#### [SET EXERCISE]
Copy out each line containing "seit" from the entries below.

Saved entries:

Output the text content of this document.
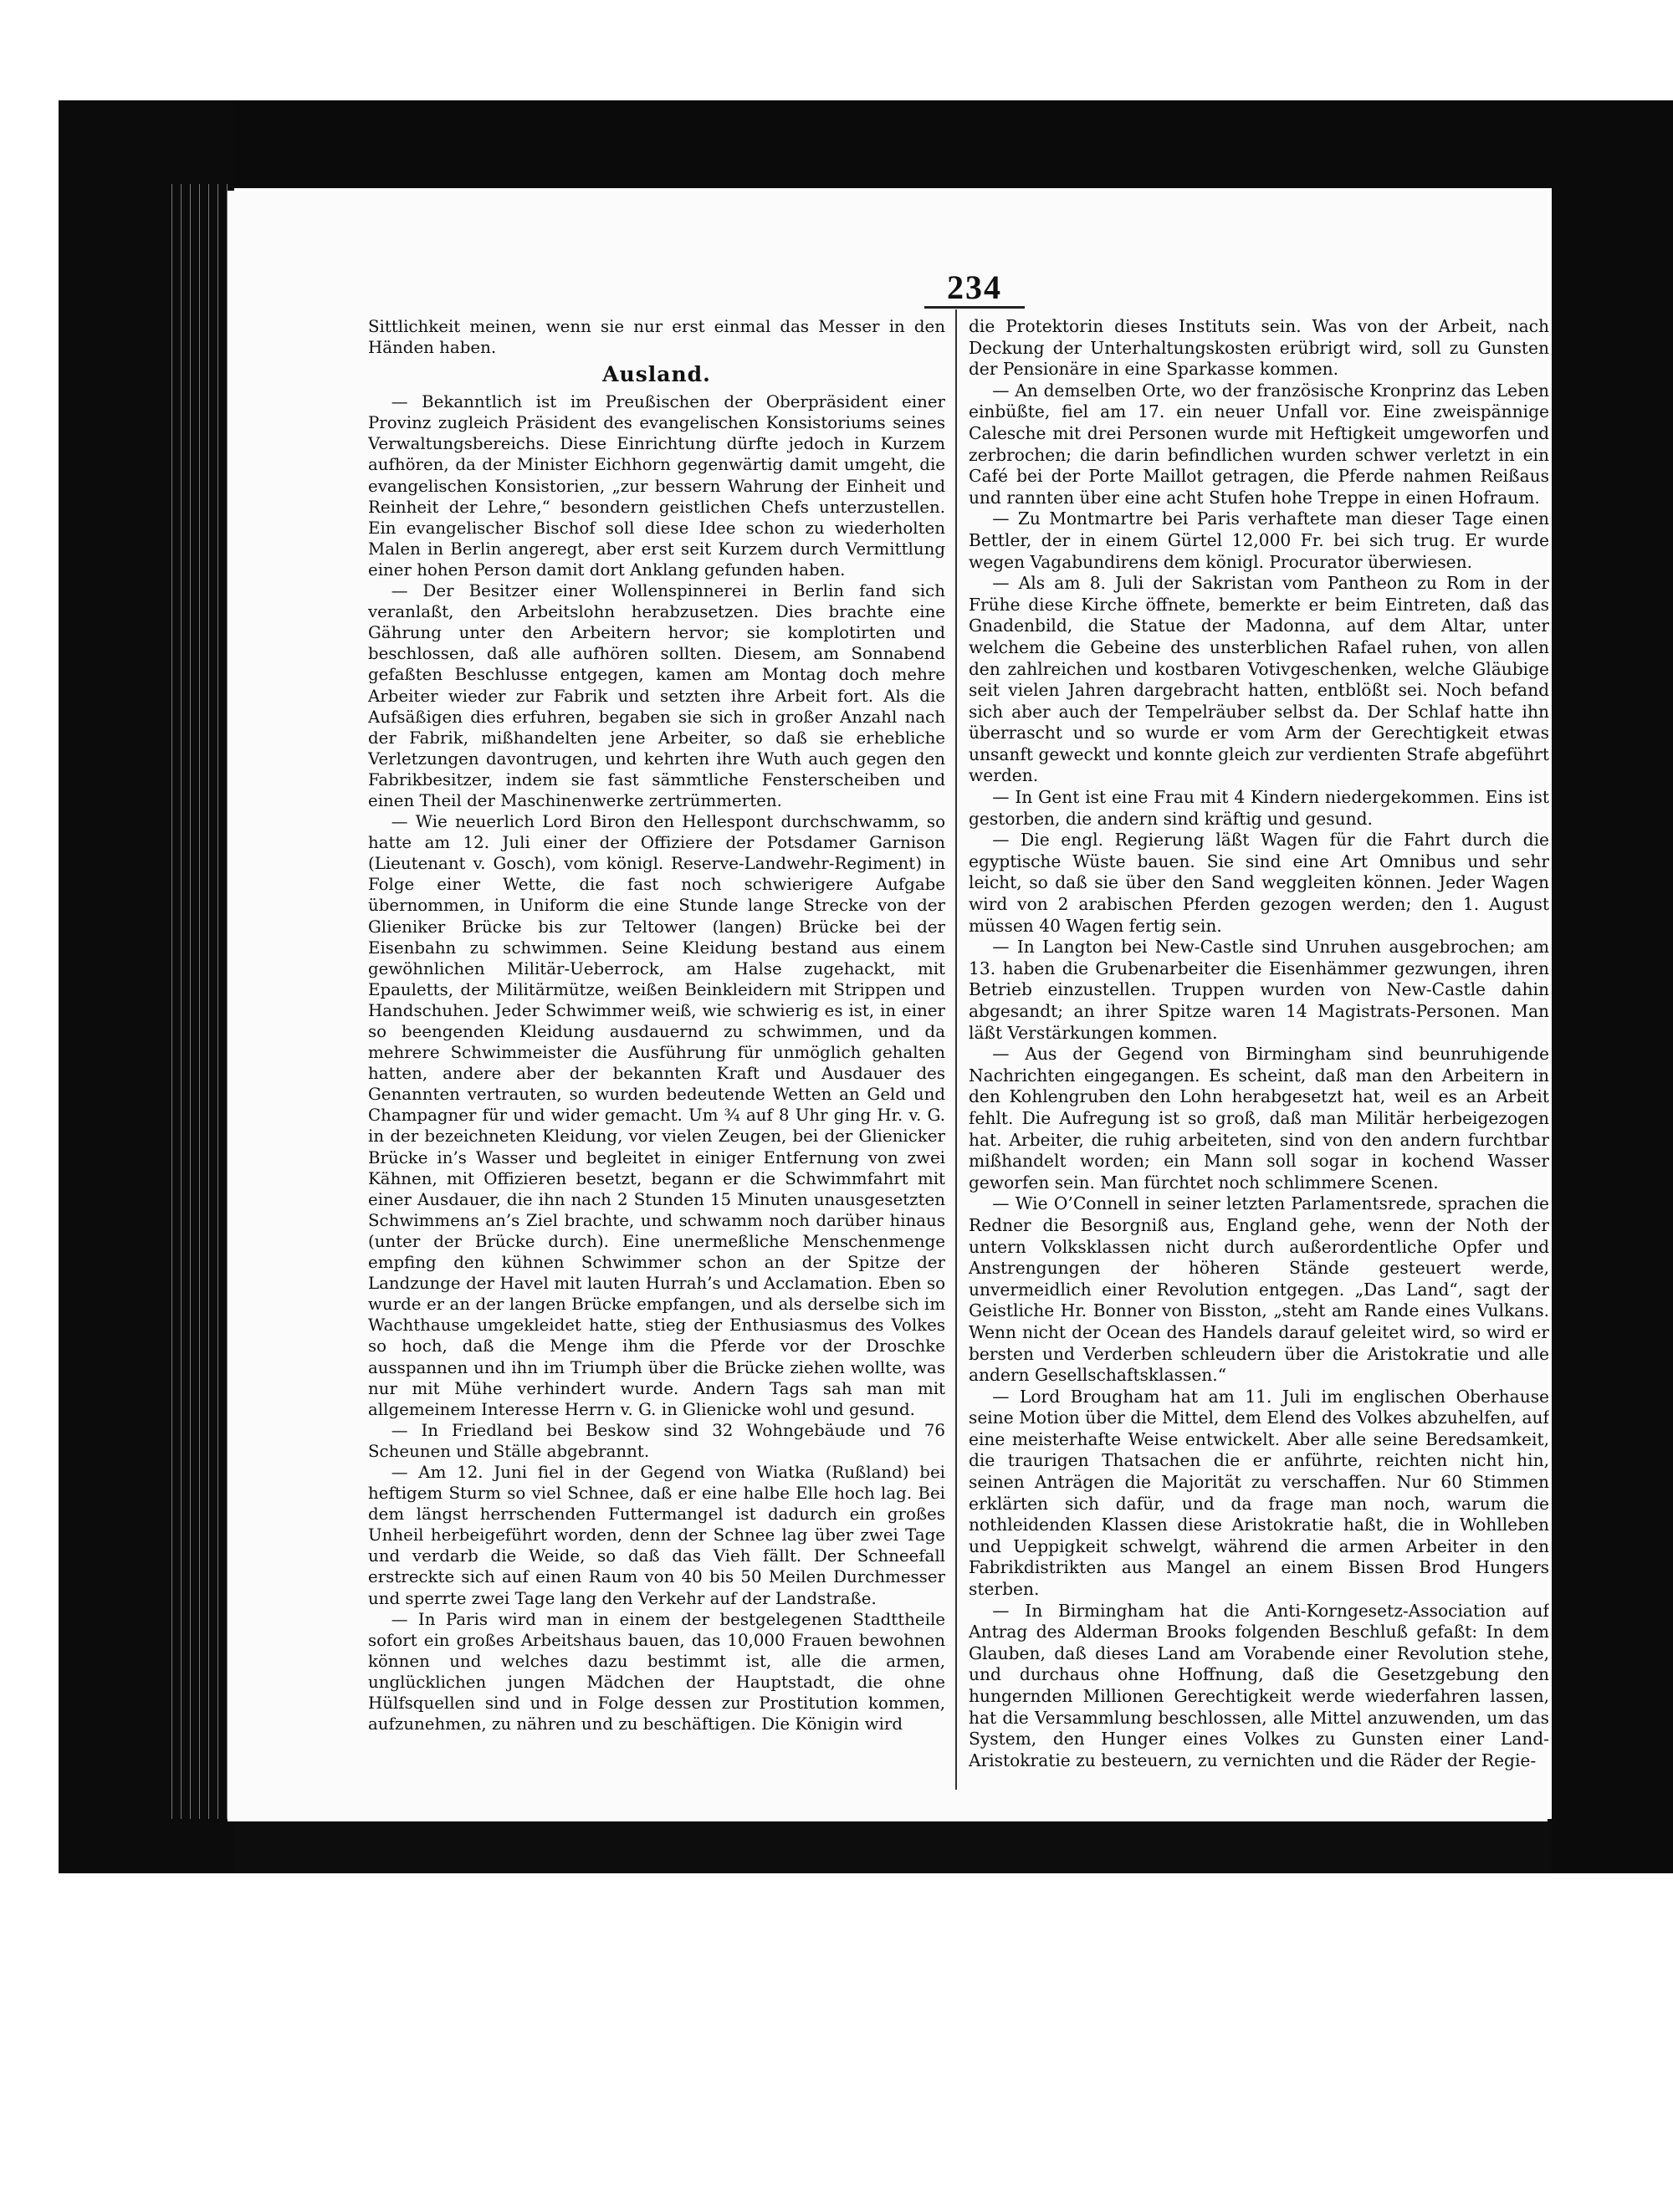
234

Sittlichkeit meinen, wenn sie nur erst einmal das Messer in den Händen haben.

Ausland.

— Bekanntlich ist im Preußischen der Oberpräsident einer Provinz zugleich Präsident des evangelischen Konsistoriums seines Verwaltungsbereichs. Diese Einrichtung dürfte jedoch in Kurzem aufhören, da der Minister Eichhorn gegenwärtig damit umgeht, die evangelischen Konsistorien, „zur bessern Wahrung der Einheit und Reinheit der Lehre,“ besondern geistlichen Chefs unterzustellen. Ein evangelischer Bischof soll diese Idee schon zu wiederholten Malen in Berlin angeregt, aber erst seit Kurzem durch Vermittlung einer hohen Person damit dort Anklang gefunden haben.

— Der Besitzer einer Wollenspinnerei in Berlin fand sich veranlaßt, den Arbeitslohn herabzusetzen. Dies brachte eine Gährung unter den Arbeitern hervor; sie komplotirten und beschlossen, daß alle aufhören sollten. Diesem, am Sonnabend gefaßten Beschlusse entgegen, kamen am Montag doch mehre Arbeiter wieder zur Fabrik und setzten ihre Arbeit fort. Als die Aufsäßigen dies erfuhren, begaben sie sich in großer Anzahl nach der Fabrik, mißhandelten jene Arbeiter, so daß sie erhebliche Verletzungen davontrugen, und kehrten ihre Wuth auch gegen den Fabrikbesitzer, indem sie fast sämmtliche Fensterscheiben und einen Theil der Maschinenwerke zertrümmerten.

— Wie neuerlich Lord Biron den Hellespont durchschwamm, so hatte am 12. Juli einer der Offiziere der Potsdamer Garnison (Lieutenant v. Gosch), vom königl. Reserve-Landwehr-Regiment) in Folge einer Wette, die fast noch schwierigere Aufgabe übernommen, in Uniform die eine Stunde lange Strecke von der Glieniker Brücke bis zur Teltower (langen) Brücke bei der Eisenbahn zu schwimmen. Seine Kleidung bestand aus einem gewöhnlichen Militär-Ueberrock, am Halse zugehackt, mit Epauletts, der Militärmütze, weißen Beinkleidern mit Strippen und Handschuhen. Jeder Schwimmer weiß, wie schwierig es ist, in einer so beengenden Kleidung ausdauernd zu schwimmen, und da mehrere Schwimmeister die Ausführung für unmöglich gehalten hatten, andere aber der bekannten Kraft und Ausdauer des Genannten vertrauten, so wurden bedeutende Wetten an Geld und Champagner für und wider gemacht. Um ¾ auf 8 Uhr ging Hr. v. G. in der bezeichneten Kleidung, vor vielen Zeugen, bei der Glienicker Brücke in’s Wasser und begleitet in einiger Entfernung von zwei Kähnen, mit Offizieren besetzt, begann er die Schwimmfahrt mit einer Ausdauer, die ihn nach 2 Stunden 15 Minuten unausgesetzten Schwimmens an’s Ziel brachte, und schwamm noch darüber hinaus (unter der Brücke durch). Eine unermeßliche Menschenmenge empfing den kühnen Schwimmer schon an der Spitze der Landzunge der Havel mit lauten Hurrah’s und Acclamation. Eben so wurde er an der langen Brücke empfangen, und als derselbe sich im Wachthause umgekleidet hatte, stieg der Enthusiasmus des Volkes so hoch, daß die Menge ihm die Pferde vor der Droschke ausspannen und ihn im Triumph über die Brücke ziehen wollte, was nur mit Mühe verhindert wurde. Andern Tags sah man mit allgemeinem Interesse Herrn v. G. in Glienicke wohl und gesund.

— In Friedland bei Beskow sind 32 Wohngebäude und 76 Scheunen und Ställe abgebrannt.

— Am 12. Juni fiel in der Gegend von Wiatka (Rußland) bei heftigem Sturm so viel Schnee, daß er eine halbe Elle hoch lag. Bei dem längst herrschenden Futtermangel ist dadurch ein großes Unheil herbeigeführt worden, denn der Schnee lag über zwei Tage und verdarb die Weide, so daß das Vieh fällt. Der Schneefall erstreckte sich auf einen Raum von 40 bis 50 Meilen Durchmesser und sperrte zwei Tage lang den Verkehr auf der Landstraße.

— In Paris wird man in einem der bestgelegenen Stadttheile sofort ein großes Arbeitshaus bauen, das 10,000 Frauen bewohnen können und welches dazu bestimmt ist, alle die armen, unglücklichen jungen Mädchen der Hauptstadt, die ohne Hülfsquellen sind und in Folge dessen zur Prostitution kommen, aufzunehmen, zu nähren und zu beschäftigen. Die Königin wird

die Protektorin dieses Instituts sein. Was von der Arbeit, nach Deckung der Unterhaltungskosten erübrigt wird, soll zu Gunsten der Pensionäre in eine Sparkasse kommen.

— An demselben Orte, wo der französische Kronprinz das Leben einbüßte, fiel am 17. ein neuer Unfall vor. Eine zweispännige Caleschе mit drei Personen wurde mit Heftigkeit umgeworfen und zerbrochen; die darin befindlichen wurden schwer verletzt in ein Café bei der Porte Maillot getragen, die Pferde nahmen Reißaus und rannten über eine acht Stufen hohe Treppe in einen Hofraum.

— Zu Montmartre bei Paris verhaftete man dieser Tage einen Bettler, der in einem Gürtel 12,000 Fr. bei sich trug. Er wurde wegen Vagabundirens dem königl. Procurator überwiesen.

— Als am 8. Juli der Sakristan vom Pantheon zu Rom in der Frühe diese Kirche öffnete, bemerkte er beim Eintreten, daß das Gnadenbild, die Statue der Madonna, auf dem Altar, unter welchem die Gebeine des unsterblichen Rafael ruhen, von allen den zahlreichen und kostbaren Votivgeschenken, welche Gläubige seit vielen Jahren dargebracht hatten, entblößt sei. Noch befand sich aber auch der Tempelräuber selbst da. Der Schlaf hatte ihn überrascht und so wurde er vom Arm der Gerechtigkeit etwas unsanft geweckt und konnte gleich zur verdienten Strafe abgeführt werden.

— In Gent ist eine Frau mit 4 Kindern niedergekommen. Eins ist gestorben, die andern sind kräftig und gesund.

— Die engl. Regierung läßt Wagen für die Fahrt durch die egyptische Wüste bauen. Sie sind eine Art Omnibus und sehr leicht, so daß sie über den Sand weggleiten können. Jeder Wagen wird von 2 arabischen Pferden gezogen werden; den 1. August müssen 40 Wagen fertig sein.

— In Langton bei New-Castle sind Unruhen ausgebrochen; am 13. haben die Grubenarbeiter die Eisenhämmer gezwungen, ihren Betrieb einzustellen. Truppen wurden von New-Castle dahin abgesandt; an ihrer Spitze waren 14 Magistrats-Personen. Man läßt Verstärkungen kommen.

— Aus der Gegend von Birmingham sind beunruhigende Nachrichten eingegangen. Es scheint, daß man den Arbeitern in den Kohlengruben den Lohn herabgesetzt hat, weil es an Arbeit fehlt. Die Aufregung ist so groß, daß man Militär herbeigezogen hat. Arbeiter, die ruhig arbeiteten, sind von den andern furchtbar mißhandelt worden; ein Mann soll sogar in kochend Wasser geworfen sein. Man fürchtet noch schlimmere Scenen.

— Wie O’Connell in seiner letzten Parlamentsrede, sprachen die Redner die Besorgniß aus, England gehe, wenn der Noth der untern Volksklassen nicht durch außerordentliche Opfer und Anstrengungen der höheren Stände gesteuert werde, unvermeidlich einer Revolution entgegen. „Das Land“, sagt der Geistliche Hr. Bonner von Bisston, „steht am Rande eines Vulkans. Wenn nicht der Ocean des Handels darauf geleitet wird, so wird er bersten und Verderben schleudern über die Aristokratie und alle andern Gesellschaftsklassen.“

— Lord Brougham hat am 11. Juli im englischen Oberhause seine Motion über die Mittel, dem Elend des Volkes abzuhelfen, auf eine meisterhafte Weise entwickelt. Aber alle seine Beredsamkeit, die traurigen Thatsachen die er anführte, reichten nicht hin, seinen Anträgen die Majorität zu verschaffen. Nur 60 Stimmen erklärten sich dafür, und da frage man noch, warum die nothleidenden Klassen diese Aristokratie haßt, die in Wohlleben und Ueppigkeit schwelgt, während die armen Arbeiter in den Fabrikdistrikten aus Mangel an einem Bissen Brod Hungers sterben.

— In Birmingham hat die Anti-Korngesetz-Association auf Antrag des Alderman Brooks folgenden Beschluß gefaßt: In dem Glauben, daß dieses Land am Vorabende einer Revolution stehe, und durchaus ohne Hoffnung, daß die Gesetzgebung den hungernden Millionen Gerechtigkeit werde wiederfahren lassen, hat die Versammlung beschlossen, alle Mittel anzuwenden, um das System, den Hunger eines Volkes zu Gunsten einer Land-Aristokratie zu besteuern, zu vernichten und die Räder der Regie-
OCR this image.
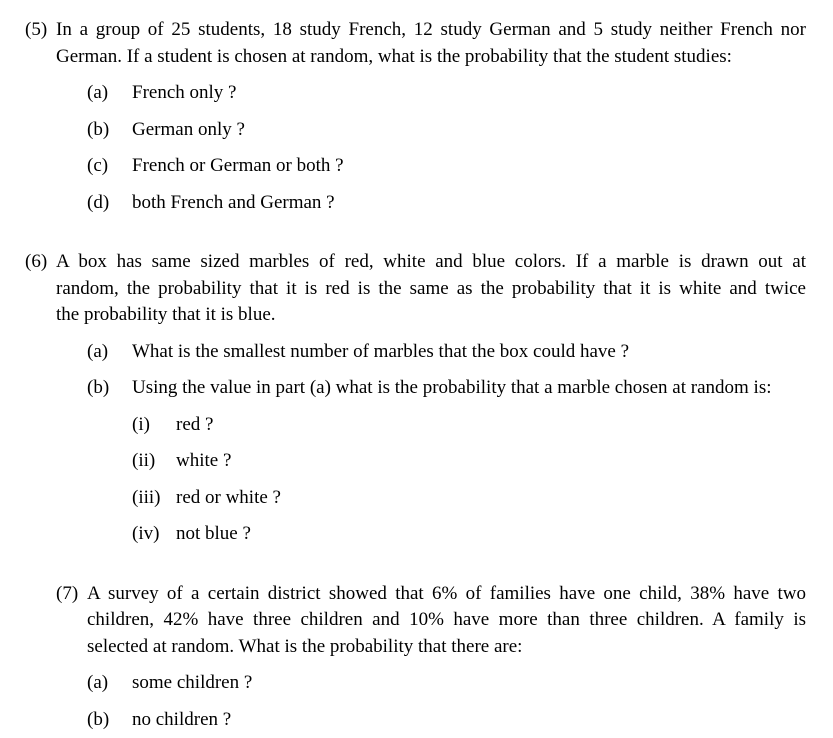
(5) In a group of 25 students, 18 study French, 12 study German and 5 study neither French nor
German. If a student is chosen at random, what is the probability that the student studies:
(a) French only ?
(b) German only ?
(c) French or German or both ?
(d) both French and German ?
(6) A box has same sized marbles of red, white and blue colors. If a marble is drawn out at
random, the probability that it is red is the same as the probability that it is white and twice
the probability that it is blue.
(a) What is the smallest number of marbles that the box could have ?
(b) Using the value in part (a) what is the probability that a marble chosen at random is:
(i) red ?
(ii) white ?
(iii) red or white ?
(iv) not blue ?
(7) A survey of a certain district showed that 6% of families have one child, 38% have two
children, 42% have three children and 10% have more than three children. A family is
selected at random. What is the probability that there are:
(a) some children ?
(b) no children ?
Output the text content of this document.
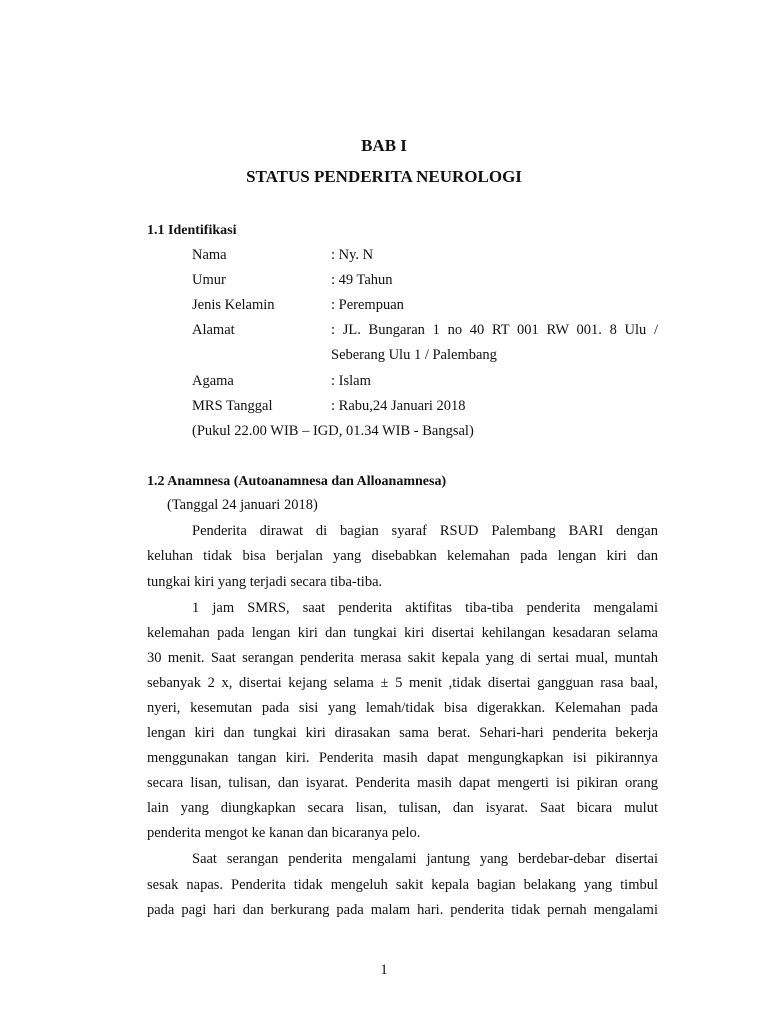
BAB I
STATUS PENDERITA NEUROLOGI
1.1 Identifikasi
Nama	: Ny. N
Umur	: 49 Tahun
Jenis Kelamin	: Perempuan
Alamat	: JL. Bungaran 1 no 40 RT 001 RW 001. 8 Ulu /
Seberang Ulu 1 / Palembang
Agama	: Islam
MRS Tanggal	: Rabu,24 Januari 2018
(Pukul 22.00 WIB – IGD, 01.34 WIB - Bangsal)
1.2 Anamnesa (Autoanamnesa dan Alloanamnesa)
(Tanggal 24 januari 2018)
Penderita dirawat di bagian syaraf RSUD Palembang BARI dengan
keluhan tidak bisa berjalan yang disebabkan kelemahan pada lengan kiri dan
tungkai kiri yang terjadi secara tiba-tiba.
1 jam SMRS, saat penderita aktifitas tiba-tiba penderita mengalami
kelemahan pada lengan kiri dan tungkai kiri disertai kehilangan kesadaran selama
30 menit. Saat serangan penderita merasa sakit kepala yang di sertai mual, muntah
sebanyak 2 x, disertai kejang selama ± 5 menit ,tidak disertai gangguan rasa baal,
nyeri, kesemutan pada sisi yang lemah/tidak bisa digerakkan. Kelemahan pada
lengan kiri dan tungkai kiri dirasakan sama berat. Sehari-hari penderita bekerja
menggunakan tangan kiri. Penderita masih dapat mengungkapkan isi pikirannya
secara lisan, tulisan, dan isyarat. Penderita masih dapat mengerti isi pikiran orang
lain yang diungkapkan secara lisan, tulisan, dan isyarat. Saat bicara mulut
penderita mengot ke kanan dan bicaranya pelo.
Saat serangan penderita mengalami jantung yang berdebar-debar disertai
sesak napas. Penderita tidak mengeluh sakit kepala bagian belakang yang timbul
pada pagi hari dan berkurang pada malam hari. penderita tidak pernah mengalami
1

#### [RESULT]
— Bekanntlich ist im Preußischen der Oberpräsident einer Provinz zugleich Präsident des evangelischen Konsistoriums seines Verwaltungsbereichs. Diese Einrichtung dürfte jedoch in Kurzem aufhören, da der Minister Eichhorn gegenwärtig damit umgeht, die evangelischen Konsistorien, „zur bessern Wahrung der Einheit und Reinheit der Lehre,“ besondern geistlichen Chefs unterzustellen. Ein evangelischer Bischof soll diese Idee schon zu wiederholten Malen in Berlin angeregt, aber erst seit Kurzem durch Vermittlung einer hohen Person damit dort Anklang gefunden haben.
— Als am 8. Juli der Sakristan vom Pantheon zu Rom in der Frühe diese Kirche öffnete, bemerkte er beim Eintreten, daß das Gnadenbild, die Statue der Madonna, auf dem Altar, unter welchem die Gebeine des unsterblichen Rafael ruhen, von allen den zahlreichen und kostbaren Votivgeschenken, welche Gläubige seit vielen Jahren dargebracht hatten, entblößt sei. Noch befand sich aber auch der Tempelräuber selbst da. Der Schlaf hatte ihn überrascht und so wurde er vom Arm der Gerechtigkeit etwas unsanft geweckt und konnte gleich zur verdienten Strafe abgeführt werden.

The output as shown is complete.